- _Problem to work on_: Bring together all lines of the material below that contain the string "GBBS".

- _Entries shown_:
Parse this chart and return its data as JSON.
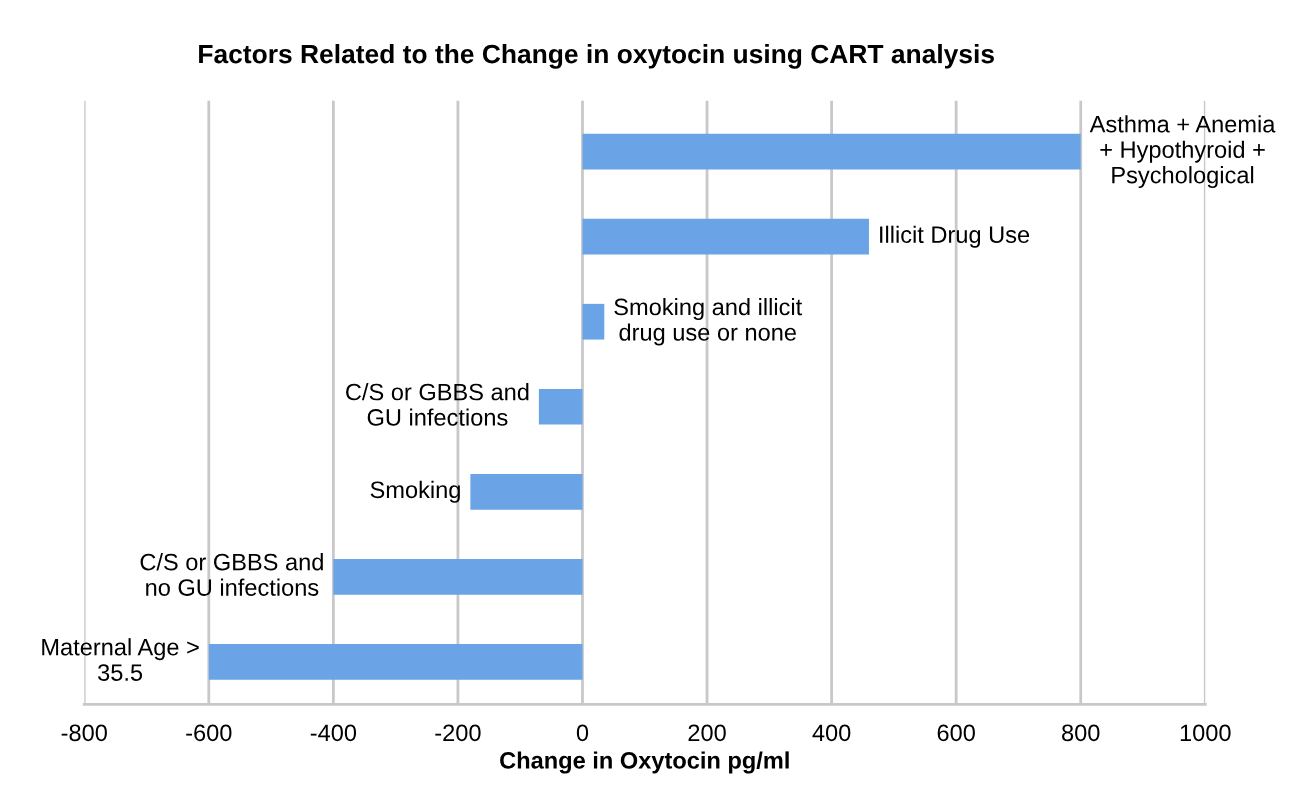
{
  "chart_data": {
    "type": "bar",
    "orientation": "horizontal",
    "title": "Factors Related to the Change in oxytocin using CART analysis",
    "xlabel": "Change in Oxytocin pg/ml",
    "categories": [
      "Asthma + Anemia\n+ Hypothyroid +\nPsychological",
      "Illicit Drug Use",
      "Smoking and illicit\ndrug use or none",
      "C/S or GBBS and\nGU infections",
      "Smoking",
      "C/S or GBBS and\nno GU infections",
      "Maternal Age >\n35.5"
    ],
    "values": [
      800,
      460,
      35,
      -70,
      -180,
      -400,
      -600
    ],
    "color": "#6aa3e6",
    "xlim": [
      -800,
      1000
    ],
    "xticks": [
      -800,
      -600,
      -400,
      -200,
      0,
      200,
      400,
      600,
      800,
      1000
    ],
    "grid": "x",
    "tick_labels": "x",
    "legend": false
  }
}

- _Solution_:
      "C/S or GBBS and\nGU infections",
      "C/S or GBBS and\nno GU infections",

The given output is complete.